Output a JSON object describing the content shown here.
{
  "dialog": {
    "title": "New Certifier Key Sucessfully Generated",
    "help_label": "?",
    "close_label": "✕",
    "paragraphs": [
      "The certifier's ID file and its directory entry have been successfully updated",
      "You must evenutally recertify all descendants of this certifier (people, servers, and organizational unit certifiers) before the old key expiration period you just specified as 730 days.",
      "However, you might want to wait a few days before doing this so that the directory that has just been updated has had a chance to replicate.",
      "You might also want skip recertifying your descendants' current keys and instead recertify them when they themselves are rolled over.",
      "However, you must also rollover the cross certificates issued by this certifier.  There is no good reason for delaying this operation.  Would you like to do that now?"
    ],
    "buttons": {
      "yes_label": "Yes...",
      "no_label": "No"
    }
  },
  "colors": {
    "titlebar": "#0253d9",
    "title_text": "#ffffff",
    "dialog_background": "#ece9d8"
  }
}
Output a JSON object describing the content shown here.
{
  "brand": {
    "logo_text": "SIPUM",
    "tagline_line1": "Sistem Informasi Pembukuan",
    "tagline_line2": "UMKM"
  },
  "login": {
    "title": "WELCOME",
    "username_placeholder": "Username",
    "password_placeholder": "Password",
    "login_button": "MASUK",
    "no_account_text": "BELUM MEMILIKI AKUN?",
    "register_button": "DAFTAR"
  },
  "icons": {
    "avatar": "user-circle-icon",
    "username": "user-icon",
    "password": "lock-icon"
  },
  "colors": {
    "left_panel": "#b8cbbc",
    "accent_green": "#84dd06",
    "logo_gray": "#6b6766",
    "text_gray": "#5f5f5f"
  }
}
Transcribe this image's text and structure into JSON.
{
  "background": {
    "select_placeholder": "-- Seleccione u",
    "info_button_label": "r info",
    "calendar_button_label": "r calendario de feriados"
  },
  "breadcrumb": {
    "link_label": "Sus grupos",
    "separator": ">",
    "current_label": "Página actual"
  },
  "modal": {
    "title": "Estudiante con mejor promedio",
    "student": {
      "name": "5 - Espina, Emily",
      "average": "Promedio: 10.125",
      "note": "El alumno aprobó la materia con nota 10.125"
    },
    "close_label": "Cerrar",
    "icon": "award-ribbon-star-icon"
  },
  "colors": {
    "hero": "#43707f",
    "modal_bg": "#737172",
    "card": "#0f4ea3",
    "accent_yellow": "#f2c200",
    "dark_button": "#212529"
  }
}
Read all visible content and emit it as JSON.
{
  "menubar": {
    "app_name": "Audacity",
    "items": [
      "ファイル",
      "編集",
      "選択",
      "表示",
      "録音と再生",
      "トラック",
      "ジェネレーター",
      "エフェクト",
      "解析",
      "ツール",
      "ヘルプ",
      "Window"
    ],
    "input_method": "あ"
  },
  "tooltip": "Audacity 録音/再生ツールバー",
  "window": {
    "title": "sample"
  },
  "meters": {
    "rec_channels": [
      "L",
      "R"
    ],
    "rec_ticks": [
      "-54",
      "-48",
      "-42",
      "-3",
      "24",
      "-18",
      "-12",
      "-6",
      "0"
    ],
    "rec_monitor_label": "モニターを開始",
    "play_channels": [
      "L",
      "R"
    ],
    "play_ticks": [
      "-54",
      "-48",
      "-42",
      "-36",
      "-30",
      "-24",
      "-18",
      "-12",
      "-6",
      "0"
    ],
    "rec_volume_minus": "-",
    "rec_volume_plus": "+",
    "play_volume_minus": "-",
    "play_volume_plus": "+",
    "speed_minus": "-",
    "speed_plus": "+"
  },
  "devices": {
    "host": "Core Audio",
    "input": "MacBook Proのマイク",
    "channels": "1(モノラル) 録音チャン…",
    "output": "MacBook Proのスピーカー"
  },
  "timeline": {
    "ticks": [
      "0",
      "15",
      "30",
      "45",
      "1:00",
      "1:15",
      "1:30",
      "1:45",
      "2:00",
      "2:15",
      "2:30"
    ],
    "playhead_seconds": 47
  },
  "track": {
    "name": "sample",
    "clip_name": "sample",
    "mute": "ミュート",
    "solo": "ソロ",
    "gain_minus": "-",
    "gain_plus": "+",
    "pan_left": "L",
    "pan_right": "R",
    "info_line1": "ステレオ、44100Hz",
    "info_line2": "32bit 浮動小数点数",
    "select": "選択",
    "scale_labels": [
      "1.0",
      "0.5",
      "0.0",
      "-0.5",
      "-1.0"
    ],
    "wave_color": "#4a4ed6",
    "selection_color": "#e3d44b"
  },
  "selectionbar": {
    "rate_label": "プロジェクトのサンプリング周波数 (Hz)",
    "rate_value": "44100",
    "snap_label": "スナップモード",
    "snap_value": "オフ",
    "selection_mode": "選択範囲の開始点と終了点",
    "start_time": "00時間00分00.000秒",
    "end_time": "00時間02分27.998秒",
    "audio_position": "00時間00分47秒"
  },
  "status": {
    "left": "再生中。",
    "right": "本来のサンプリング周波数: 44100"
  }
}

_ _ _

◆ **YOUR OBJECTIVE**:
Return each line of the records above exactly as it reads.

◆ **SOLUTION FOR THIS TASK**:
Output a JSON object describing the content shown here.
{
  "dialog": {
    "title": "New Certifier Key Sucessfully Generated",
    "help_label": "?",
    "close_label": "✕",
    "paragraphs": [
      "The certifier's ID file and its directory entry have been successfully updated",
      "You must evenutally recertify all descendants of this certifier (people, servers, and organizational unit certifiers) before the old key expiration period you just specified as 730 days.",
      "However, you might want to wait a few days before doing this so that the directory that has just been updated has had a chance to replicate.",
      "You might also want skip recertifying your descendants' current keys and instead recertify them when they themselves are rolled over.",
      "However, you must also rollover the cross certificates issued by this certifier.  There is no good reason for delaying this operation.  Would you like to do that now?"
    ],
    "buttons": {
      "yes_label": "Yes...",
      "no_label": "No"
    }
  },
  "colors": {
    "titlebar": "#0253d9",
    "title_text": "#ffffff",
    "dialog_background": "#ece9d8"
  }
}
Output a JSON object describing the content shown here.
{
  "brand": {
    "logo_text": "SIPUM",
    "tagline_line1": "Sistem Informasi Pembukuan",
    "tagline_line2": "UMKM"
  },
  "login": {
    "title": "WELCOME",
    "username_placeholder": "Username",
    "password_placeholder": "Password",
    "login_button": "MASUK",
    "no_account_text": "BELUM MEMILIKI AKUN?",
    "register_button": "DAFTAR"
  },
  "icons": {
    "avatar": "user-circle-icon",
    "username": "user-icon",
    "password": "lock-icon"
  },
  "colors": {
    "left_panel": "#b8cbbc",
    "accent_green": "#84dd06",
    "logo_gray": "#6b6766",
    "text_gray": "#5f5f5f"
  }
}
Transcribe this image's text and structure into JSON.
{
  "background": {
    "select_placeholder": "-- Seleccione u",
    "info_button_label": "r info",
    "calendar_button_label": "r calendario de feriados"
  },
  "breadcrumb": {
    "link_label": "Sus grupos",
    "separator": ">",
    "current_label": "Página actual"
  },
  "modal": {
    "title": "Estudiante con mejor promedio",
    "student": {
      "name": "5 - Espina, Emily",
      "average": "Promedio: 10.125",
      "note": "El alumno aprobó la materia con nota 10.125"
    },
    "close_label": "Cerrar",
    "icon": "award-ribbon-star-icon"
  },
  "colors": {
    "hero": "#43707f",
    "modal_bg": "#737172",
    "card": "#0f4ea3",
    "accent_yellow": "#f2c200",
    "dark_button": "#212529"
  }
}
Read all visible content and emit it as JSON.
{
  "menubar": {
    "app_name": "Audacity",
    "items": [
      "ファイル",
      "編集",
      "選択",
      "表示",
      "録音と再生",
      "トラック",
      "ジェネレーター",
      "エフェクト",
      "解析",
      "ツール",
      "ヘルプ",
      "Window"
    ],
    "input_method": "あ"
  },
  "tooltip": "Audacity 録音/再生ツールバー",
  "window": {
    "title": "sample"
  },
  "meters": {
    "rec_channels": [
      "L",
      "R"
    ],
    "rec_ticks": [
      "-54",
      "-48",
      "-42",
      "-3",
      "24",
      "-18",
      "-12",
      "-6",
      "0"
    ],
    "rec_monitor_label": "モニターを開始",
    "play_channels": [
      "L",
      "R"
    ],
    "play_ticks": [
      "-54",
      "-48",
      "-42",
      "-36",
      "-30",
      "-24",
      "-18",
      "-12",
      "-6",
      "0"
    ],
    "rec_volume_minus": "-",
    "rec_volume_plus": "+",
    "play_volume_minus": "-",
    "play_volume_plus": "+",
    "speed_minus": "-",
    "speed_plus": "+"
  },
  "devices": {
    "host": "Core Audio",
    "input": "MacBook Proのマイク",
    "channels": "1(モノラル) 録音チャン…",
    "output": "MacBook Proのスピーカー"
  },
  "timeline": {
    "ticks": [
      "0",
      "15",
      "30",
      "45",
      "1:00",
      "1:15",
      "1:30",
      "1:45",
      "2:00",
      "2:15",
      "2:30"
    ],
    "playhead_seconds": 47
  },
  "track": {
    "name": "sample",
    "clip_name": "sample",
    "mute": "ミュート",
    "solo": "ソロ",
    "gain_minus": "-",
    "gain_plus": "+",
    "pan_left": "L",
    "pan_right": "R",
    "info_line1": "ステレオ、44100Hz",
    "info_line2": "32bit 浮動小数点数",
    "select": "選択",
    "scale_labels": [
      "1.0",
      "0.5",
      "0.0",
      "-0.5",
      "-1.0"
    ],
    "wave_color": "#4a4ed6",
    "selection_color": "#e3d44b"
  },
  "selectionbar": {
    "rate_label": "プロジェクトのサンプリング周波数 (Hz)",
    "rate_value": "44100",
    "snap_label": "スナップモード",
    "snap_value": "オフ",
    "selection_mode": "選択範囲の開始点と終了点",
    "start_time": "00時間00分00.000秒",
    "end_time": "00時間02分27.998秒",
    "audio_position": "00時間00分47秒"
  },
  "status": {
    "left": "再生中。",
    "right": "本来のサンプリング周波数: 44100"
  }
}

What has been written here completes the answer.